== Brief ==
Faithfully return all lines, omitting every embedded picture.

== Dataset listings of figures ==
>> start
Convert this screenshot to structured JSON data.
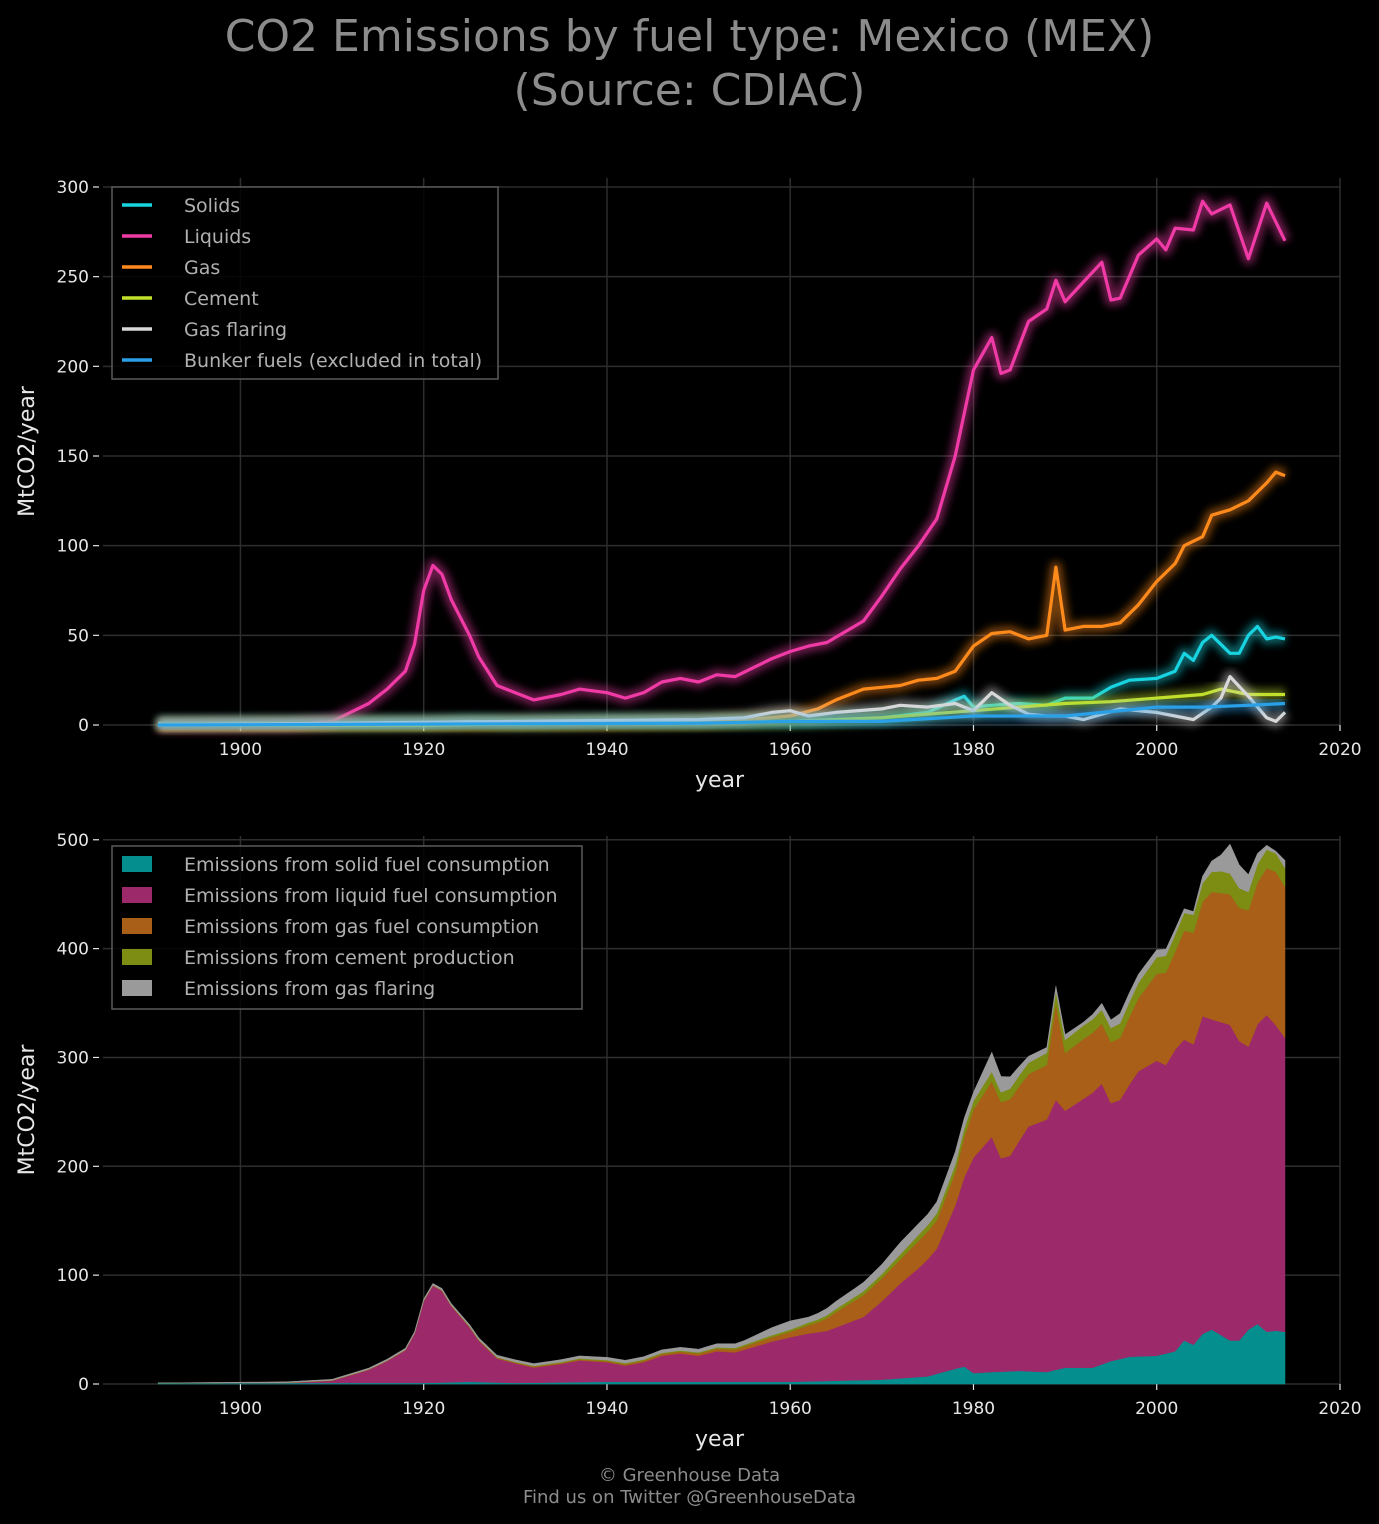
{
  "title": {
    "line1": "CO2 Emissions by fuel type: Mexico (MEX)",
    "line2": "(Source: CDIAC)"
  },
  "footer": {
    "line1": "© Greenhouse Data",
    "line2": "Find us on Twitter @GreenhouseData"
  },
  "chart_data": [
    {
      "type": "line",
      "xlabel": "year",
      "ylabel": "MtCO2/year",
      "xlim": [
        1885,
        2020
      ],
      "ylim": [
        0,
        300
      ],
      "xticks": [
        1900,
        1920,
        1940,
        1960,
        1980,
        2000,
        2020
      ],
      "yticks": [
        0,
        50,
        100,
        150,
        200,
        250,
        300
      ],
      "grid": true,
      "legend_position": "top-left",
      "series": [
        {
          "name": "Solids",
          "color": "#17d4e0",
          "x": [
            1891,
            1900,
            1910,
            1920,
            1925,
            1930,
            1940,
            1950,
            1960,
            1965,
            1970,
            1975,
            1978,
            1979,
            1980,
            1982,
            1985,
            1988,
            1990,
            1993,
            1995,
            1997,
            2000,
            2002,
            2003,
            2004,
            2005,
            2006,
            2008,
            2009,
            2010,
            2011,
            2012,
            2013,
            2014
          ],
          "y": [
            1,
            1,
            1,
            1,
            2,
            1,
            2,
            2,
            2,
            3,
            4,
            7,
            14,
            16,
            10,
            11,
            12,
            11,
            15,
            15,
            21,
            25,
            26,
            30,
            40,
            36,
            46,
            50,
            40,
            40,
            50,
            55,
            48,
            49,
            48
          ]
        },
        {
          "name": "Liquids",
          "color": "#f03aa6",
          "x": [
            1891,
            1905,
            1910,
            1912,
            1914,
            1916,
            1918,
            1919,
            1920,
            1921,
            1922,
            1923,
            1925,
            1926,
            1928,
            1930,
            1932,
            1935,
            1937,
            1940,
            1942,
            1944,
            1946,
            1948,
            1950,
            1952,
            1954,
            1956,
            1958,
            1960,
            1962,
            1964,
            1966,
            1968,
            1970,
            1972,
            1974,
            1976,
            1978,
            1980,
            1982,
            1983,
            1984,
            1986,
            1988,
            1989,
            1990,
            1992,
            1994,
            1995,
            1996,
            1998,
            2000,
            2001,
            2002,
            2004,
            2005,
            2006,
            2008,
            2010,
            2012,
            2014
          ],
          "y": [
            0,
            0,
            2,
            7,
            12,
            20,
            30,
            45,
            75,
            89,
            84,
            70,
            50,
            38,
            22,
            18,
            14,
            17,
            20,
            18,
            15,
            18,
            24,
            26,
            24,
            28,
            27,
            32,
            37,
            41,
            44,
            46,
            52,
            58,
            72,
            87,
            100,
            115,
            150,
            198,
            216,
            196,
            198,
            225,
            232,
            248,
            236,
            247,
            258,
            237,
            238,
            262,
            271,
            265,
            277,
            276,
            292,
            285,
            290,
            260,
            291,
            270
          ]
        },
        {
          "name": "Gas",
          "color": "#ff8a1c",
          "x": [
            1891,
            1940,
            1950,
            1955,
            1958,
            1960,
            1963,
            1965,
            1968,
            1970,
            1972,
            1974,
            1976,
            1978,
            1980,
            1982,
            1984,
            1986,
            1988,
            1989,
            1990,
            1992,
            1994,
            1996,
            1998,
            2000,
            2002,
            2003,
            2005,
            2006,
            2008,
            2010,
            2012,
            2013,
            2014
          ],
          "y": [
            0,
            1,
            2,
            3,
            4,
            5,
            9,
            14,
            20,
            21,
            22,
            25,
            26,
            30,
            44,
            51,
            52,
            48,
            50,
            88,
            53,
            55,
            55,
            57,
            67,
            80,
            90,
            100,
            105,
            117,
            120,
            125,
            135,
            141,
            139
          ]
        },
        {
          "name": "Cement",
          "color": "#c1e02c",
          "x": [
            1891,
            1920,
            1940,
            1950,
            1960,
            1965,
            1970,
            1975,
            1980,
            1985,
            1990,
            1995,
            2000,
            2005,
            2007,
            2010,
            2014
          ],
          "y": [
            0,
            0,
            1,
            1,
            2,
            3,
            4,
            6,
            8,
            10,
            12,
            13,
            15,
            17,
            20,
            17,
            17
          ]
        },
        {
          "name": "Gas flaring",
          "color": "#d8d8d8",
          "x": [
            1891,
            1950,
            1955,
            1958,
            1960,
            1962,
            1965,
            1970,
            1972,
            1975,
            1978,
            1980,
            1982,
            1984,
            1986,
            1988,
            1990,
            1992,
            1994,
            1996,
            1998,
            2000,
            2002,
            2004,
            2006,
            2007,
            2008,
            2010,
            2012,
            2013,
            2014
          ],
          "y": [
            0,
            3,
            4,
            7,
            8,
            5,
            7,
            9,
            11,
            10,
            12,
            8,
            18,
            11,
            6,
            5,
            5,
            3,
            6,
            9,
            8,
            7,
            5,
            3,
            10,
            15,
            27,
            16,
            4,
            2,
            7
          ]
        },
        {
          "name": "Bunker fuels (excluded in total)",
          "color": "#2aa0e6",
          "x": [
            1891,
            1950,
            1960,
            1970,
            1980,
            1990,
            2000,
            2005,
            2010,
            2014
          ],
          "y": [
            0,
            1,
            2,
            2,
            5,
            5,
            10,
            10,
            11,
            12
          ]
        }
      ]
    },
    {
      "type": "area",
      "stacked": true,
      "xlabel": "year",
      "ylabel": "MtCO2/year",
      "xlim": [
        1885,
        2020
      ],
      "ylim": [
        0,
        520
      ],
      "xticks": [
        1900,
        1920,
        1940,
        1960,
        1980,
        2000,
        2020
      ],
      "yticks": [
        0,
        100,
        200,
        300,
        400,
        500
      ],
      "grid": true,
      "legend_position": "top-left",
      "series": [
        {
          "name": "Emissions from solid fuel consumption",
          "color": "#048e8e",
          "source": "Solids"
        },
        {
          "name": "Emissions from liquid fuel consumption",
          "color": "#9c2a6a",
          "source": "Liquids"
        },
        {
          "name": "Emissions from gas fuel consumption",
          "color": "#a95f17",
          "source": "Gas"
        },
        {
          "name": "Emissions from cement production",
          "color": "#7d8c12",
          "source": "Cement"
        },
        {
          "name": "Emissions from gas flaring",
          "color": "#9a9a9a",
          "source": "Gas flaring"
        }
      ]
    }
  ]
}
>> end
== Response to this task ==
Convert this screenshot to structured JSON data.
{
  "title": {
    "line1": "CO2 Emissions by fuel type: Mexico (MEX)",
    "line2": "(Source: CDIAC)"
  },
  "footer": {
    "line1": "© Greenhouse Data",
    "line2": "Find us on Twitter @GreenhouseData"
  },
  "chart_data": [
    {
      "type": "line",
      "xlabel": "year",
      "ylabel": "MtCO2/year",
      "xlim": [
        1885,
        2020
      ],
      "ylim": [
        0,
        300
      ],
      "xticks": [
        1900,
        1920,
        1940,
        1960,
        1980,
        2000,
        2020
      ],
      "yticks": [
        0,
        50,
        100,
        150,
        200,
        250,
        300
      ],
      "grid": true,
      "legend_position": "top-left",
      "series": [
        {
          "name": "Solids",
          "color": "#17d4e0",
          "x": [
            1891,
            1900,
            1910,
            1920,
            1925,
            1930,
            1940,
            1950,
            1960,
            1965,
            1970,
            1975,
            1978,
            1979,
            1980,
            1982,
            1985,
            1988,
            1990,
            1993,
            1995,
            1997,
            2000,
            2002,
            2003,
            2004,
            2005,
            2006,
            2008,
            2009,
            2010,
            2011,
            2012,
            2013,
            2014
          ],
          "y": [
            1,
            1,
            1,
            1,
            2,
            1,
            2,
            2,
            2,
            3,
            4,
            7,
            14,
            16,
            10,
            11,
            12,
            11,
            15,
            15,
            21,
            25,
            26,
            30,
            40,
            36,
            46,
            50,
            40,
            40,
            50,
            55,
            48,
            49,
            48
          ]
        },
        {
          "name": "Liquids",
          "color": "#f03aa6",
          "x": [
            1891,
            1905,
            1910,
            1912,
            1914,
            1916,
            1918,
            1919,
            1920,
            1921,
            1922,
            1923,
            1925,
            1926,
            1928,
            1930,
            1932,
            1935,
            1937,
            1940,
            1942,
            1944,
            1946,
            1948,
            1950,
            1952,
            1954,
            1956,
            1958,
            1960,
            1962,
            1964,
            1966,
            1968,
            1970,
            1972,
            1974,
            1976,
            1978,
            1980,
            1982,
            1983,
            1984,
            1986,
            1988,
            1989,
            1990,
            1992,
            1994,
            1995,
            1996,
            1998,
            2000,
            2001,
            2002,
            2004,
            2005,
            2006,
            2008,
            2010,
            2012,
            2014
          ],
          "y": [
            0,
            0,
            2,
            7,
            12,
            20,
            30,
            45,
            75,
            89,
            84,
            70,
            50,
            38,
            22,
            18,
            14,
            17,
            20,
            18,
            15,
            18,
            24,
            26,
            24,
            28,
            27,
            32,
            37,
            41,
            44,
            46,
            52,
            58,
            72,
            87,
            100,
            115,
            150,
            198,
            216,
            196,
            198,
            225,
            232,
            248,
            236,
            247,
            258,
            237,
            238,
            262,
            271,
            265,
            277,
            276,
            292,
            285,
            290,
            260,
            291,
            270
          ]
        },
        {
          "name": "Gas",
          "color": "#ff8a1c",
          "x": [
            1891,
            1940,
            1950,
            1955,
            1958,
            1960,
            1963,
            1965,
            1968,
            1970,
            1972,
            1974,
            1976,
            1978,
            1980,
            1982,
            1984,
            1986,
            1988,
            1989,
            1990,
            1992,
            1994,
            1996,
            1998,
            2000,
            2002,
            2003,
            2005,
            2006,
            2008,
            2010,
            2012,
            2013,
            2014
          ],
          "y": [
            0,
            1,
            2,
            3,
            4,
            5,
            9,
            14,
            20,
            21,
            22,
            25,
            26,
            30,
            44,
            51,
            52,
            48,
            50,
            88,
            53,
            55,
            55,
            57,
            67,
            80,
            90,
            100,
            105,
            117,
            120,
            125,
            135,
            141,
            139
          ]
        },
        {
          "name": "Cement",
          "color": "#c1e02c",
          "x": [
            1891,
            1920,
            1940,
            1950,
            1960,
            1965,
            1970,
            1975,
            1980,
            1985,
            1990,
            1995,
            2000,
            2005,
            2007,
            2010,
            2014
          ],
          "y": [
            0,
            0,
            1,
            1,
            2,
            3,
            4,
            6,
            8,
            10,
            12,
            13,
            15,
            17,
            20,
            17,
            17
          ]
        },
        {
          "name": "Gas flaring",
          "color": "#d8d8d8",
          "x": [
            1891,
            1950,
            1955,
            1958,
            1960,
            1962,
            1965,
            1970,
            1972,
            1975,
            1978,
            1980,
            1982,
            1984,
            1986,
            1988,
            1990,
            1992,
            1994,
            1996,
            1998,
            2000,
            2002,
            2004,
            2006,
            2007,
            2008,
            2010,
            2012,
            2013,
            2014
          ],
          "y": [
            0,
            3,
            4,
            7,
            8,
            5,
            7,
            9,
            11,
            10,
            12,
            8,
            18,
            11,
            6,
            5,
            5,
            3,
            6,
            9,
            8,
            7,
            5,
            3,
            10,
            15,
            27,
            16,
            4,
            2,
            7
          ]
        },
        {
          "name": "Bunker fuels (excluded in total)",
          "color": "#2aa0e6",
          "x": [
            1891,
            1950,
            1960,
            1970,
            1980,
            1990,
            2000,
            2005,
            2010,
            2014
          ],
          "y": [
            0,
            1,
            2,
            2,
            5,
            5,
            10,
            10,
            11,
            12
          ]
        }
      ]
    },
    {
      "type": "area",
      "stacked": true,
      "xlabel": "year",
      "ylabel": "MtCO2/year",
      "xlim": [
        1885,
        2020
      ],
      "ylim": [
        0,
        520
      ],
      "xticks": [
        1900,
        1920,
        1940,
        1960,
        1980,
        2000,
        2020
      ],
      "yticks": [
        0,
        100,
        200,
        300,
        400,
        500
      ],
      "grid": true,
      "legend_position": "top-left",
      "series": [
        {
          "name": "Emissions from solid fuel consumption",
          "color": "#048e8e",
          "source": "Solids"
        },
        {
          "name": "Emissions from liquid fuel consumption",
          "color": "#9c2a6a",
          "source": "Liquids"
        },
        {
          "name": "Emissions from gas fuel consumption",
          "color": "#a95f17",
          "source": "Gas"
        },
        {
          "name": "Emissions from cement production",
          "color": "#7d8c12",
          "source": "Cement"
        },
        {
          "name": "Emissions from gas flaring",
          "color": "#9a9a9a",
          "source": "Gas flaring"
        }
      ]
    }
  ]
}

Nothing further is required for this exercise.